— What needs to be done —
What is the number of lines in the data that hold the string "Solving"? Reply with that number only.

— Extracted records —
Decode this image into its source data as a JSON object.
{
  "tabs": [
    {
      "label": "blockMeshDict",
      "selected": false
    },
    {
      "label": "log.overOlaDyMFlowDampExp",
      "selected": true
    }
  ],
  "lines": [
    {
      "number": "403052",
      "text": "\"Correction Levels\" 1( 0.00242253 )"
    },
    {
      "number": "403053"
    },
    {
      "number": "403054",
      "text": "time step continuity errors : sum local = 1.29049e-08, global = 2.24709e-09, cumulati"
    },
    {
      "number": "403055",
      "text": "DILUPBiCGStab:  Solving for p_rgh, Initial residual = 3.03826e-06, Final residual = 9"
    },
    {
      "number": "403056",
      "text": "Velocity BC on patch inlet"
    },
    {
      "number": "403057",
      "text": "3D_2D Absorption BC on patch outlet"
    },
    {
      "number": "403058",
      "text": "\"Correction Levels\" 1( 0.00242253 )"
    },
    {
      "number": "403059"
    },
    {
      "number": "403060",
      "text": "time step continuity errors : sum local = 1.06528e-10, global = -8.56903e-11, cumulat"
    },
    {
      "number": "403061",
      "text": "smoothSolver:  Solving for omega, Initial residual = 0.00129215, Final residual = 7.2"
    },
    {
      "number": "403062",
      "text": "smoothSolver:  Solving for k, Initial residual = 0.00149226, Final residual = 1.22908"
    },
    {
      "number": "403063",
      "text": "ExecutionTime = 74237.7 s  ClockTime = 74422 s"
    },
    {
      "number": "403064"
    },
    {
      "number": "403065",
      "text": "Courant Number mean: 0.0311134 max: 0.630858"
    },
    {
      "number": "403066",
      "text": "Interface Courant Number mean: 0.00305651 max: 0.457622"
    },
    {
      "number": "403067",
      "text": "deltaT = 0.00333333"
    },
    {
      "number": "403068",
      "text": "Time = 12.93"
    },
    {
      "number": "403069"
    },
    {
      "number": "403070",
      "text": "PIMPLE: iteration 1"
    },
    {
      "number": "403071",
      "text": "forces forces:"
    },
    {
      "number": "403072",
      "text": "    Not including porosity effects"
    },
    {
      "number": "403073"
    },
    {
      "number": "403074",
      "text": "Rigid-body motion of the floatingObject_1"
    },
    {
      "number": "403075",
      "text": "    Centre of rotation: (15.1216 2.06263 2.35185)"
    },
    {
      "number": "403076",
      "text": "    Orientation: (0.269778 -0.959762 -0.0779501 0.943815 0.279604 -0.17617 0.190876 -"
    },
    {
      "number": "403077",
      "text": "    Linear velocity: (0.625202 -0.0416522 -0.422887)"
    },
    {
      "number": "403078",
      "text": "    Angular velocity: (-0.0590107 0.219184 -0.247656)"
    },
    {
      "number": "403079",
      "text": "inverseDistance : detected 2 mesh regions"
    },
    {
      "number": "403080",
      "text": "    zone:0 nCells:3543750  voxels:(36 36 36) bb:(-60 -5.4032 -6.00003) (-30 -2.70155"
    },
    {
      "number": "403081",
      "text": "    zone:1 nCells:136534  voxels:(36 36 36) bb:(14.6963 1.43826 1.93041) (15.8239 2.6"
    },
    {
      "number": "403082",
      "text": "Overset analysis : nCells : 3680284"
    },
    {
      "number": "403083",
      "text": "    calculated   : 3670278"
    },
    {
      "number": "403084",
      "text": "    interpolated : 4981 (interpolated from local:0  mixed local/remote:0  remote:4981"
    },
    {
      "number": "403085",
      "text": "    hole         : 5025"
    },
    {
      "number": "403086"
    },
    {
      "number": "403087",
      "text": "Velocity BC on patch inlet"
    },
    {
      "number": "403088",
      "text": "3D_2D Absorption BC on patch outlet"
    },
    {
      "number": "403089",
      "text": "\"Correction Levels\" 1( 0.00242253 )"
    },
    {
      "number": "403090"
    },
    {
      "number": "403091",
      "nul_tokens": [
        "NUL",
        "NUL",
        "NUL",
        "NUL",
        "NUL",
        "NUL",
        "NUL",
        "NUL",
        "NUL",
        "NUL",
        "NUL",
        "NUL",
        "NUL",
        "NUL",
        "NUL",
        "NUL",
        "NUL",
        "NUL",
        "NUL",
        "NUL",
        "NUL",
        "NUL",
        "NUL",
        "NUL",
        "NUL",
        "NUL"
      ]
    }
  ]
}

— Final result —
3